SHORT TASK: Please change "scan-speck" to "dust-spot" in the records from their start up to and including the line with "document-title (180, 418, 782, 637)", and give back only those lines, otherwise unchanged.

(Element and region listings)
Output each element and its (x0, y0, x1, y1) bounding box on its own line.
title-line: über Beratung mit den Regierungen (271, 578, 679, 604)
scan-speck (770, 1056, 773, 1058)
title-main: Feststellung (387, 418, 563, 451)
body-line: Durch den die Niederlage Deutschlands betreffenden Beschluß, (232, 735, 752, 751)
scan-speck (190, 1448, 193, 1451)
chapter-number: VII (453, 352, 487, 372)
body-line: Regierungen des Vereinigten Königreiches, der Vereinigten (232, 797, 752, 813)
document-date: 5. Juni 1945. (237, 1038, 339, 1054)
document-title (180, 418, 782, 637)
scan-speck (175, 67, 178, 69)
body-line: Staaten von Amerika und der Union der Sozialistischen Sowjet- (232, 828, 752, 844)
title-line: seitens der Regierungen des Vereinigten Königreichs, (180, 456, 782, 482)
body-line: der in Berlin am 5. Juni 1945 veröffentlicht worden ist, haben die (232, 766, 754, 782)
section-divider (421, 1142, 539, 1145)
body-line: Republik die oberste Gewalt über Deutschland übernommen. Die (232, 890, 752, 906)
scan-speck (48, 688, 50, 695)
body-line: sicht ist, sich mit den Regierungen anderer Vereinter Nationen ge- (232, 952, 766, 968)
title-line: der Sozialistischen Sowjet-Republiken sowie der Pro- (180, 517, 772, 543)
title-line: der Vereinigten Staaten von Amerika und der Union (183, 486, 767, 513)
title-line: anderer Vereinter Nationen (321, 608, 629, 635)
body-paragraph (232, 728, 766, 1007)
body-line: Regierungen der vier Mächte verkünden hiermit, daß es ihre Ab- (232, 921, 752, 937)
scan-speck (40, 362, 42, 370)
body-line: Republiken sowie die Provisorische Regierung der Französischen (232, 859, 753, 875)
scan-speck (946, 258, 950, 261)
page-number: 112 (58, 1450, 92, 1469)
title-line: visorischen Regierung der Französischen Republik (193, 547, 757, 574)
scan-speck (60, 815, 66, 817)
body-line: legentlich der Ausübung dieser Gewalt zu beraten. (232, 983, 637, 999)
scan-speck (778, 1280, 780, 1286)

RESULT OF THE EXERCISE:
Output each element and its (x0, y0, x1, y1) bounding box on its own line.
title-line: über Beratung mit den Regierungen (271, 578, 679, 604)
dust-spot (770, 1056, 773, 1058)
title-main: Feststellung (387, 418, 563, 451)
body-line: Durch den die Niederlage Deutschlands betreffenden Beschluß, (232, 735, 752, 751)
dust-spot (190, 1448, 193, 1451)
chapter-number: VII (453, 352, 487, 372)
body-line: Regierungen des Vereinigten Königreiches, der Vereinigten (232, 797, 752, 813)
document-date: 5. Juni 1945. (237, 1038, 339, 1054)
document-title (180, 418, 782, 637)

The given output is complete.